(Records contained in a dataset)

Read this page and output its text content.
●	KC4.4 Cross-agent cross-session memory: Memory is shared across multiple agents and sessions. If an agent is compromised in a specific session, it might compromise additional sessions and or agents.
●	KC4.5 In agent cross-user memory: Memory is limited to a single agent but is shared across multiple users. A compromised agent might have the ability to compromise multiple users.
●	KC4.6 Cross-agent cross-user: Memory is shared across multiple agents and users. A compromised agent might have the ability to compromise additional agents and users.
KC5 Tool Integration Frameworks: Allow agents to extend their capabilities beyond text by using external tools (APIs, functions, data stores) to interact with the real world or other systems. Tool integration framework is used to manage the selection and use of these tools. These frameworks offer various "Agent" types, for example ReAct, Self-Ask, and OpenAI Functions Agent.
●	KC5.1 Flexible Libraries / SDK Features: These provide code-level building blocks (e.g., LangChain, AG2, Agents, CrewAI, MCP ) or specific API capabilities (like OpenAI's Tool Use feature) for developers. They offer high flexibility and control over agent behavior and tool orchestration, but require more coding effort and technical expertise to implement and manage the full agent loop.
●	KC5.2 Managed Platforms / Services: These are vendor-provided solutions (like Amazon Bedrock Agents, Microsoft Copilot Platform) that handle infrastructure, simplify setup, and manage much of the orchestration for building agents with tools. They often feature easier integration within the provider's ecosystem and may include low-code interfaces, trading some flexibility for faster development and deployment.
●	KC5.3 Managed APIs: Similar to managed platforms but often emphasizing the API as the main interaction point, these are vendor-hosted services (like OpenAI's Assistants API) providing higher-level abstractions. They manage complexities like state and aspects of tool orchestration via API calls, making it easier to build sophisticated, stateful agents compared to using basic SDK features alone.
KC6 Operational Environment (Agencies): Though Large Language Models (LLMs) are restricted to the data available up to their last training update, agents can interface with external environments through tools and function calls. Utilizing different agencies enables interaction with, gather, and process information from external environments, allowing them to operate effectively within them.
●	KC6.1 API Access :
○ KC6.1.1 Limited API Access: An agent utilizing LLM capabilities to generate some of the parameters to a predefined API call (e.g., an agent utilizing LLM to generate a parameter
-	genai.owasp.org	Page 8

==

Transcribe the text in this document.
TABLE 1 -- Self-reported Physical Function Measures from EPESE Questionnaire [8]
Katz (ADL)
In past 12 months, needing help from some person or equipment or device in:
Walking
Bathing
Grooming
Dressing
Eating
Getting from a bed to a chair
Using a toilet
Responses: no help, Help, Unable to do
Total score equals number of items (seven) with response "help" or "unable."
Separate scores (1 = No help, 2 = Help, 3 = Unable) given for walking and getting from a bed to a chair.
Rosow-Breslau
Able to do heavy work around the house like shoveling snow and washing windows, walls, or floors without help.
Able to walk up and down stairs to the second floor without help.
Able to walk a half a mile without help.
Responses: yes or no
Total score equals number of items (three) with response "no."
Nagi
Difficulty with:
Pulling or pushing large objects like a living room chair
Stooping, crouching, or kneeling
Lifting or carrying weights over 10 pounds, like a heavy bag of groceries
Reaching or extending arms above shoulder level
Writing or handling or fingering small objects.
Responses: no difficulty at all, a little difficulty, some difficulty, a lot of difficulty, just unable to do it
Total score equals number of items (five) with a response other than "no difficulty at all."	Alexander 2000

### [Objective]
Isolate the lines that hold the word "specific" and copy all of them.

### [Answer to the problem]
●	KC4.4 Cross-agent cross-session memory: Memory is shared across multiple agents and sessions. If an agent is compromised in a specific session, it might compromise additional sessions and or agents.
●	KC5.1 Flexible Libraries / SDK Features: These provide code-level building blocks (e.g., LangChain, AG2, Agents, CrewAI, MCP ) or specific API capabilities (like OpenAI's Tool Use feature) for developers. They offer high flexibility and control over agent behavior and tool orchestration, but require more coding effort and technical expertise to implement and manage the full agent loop.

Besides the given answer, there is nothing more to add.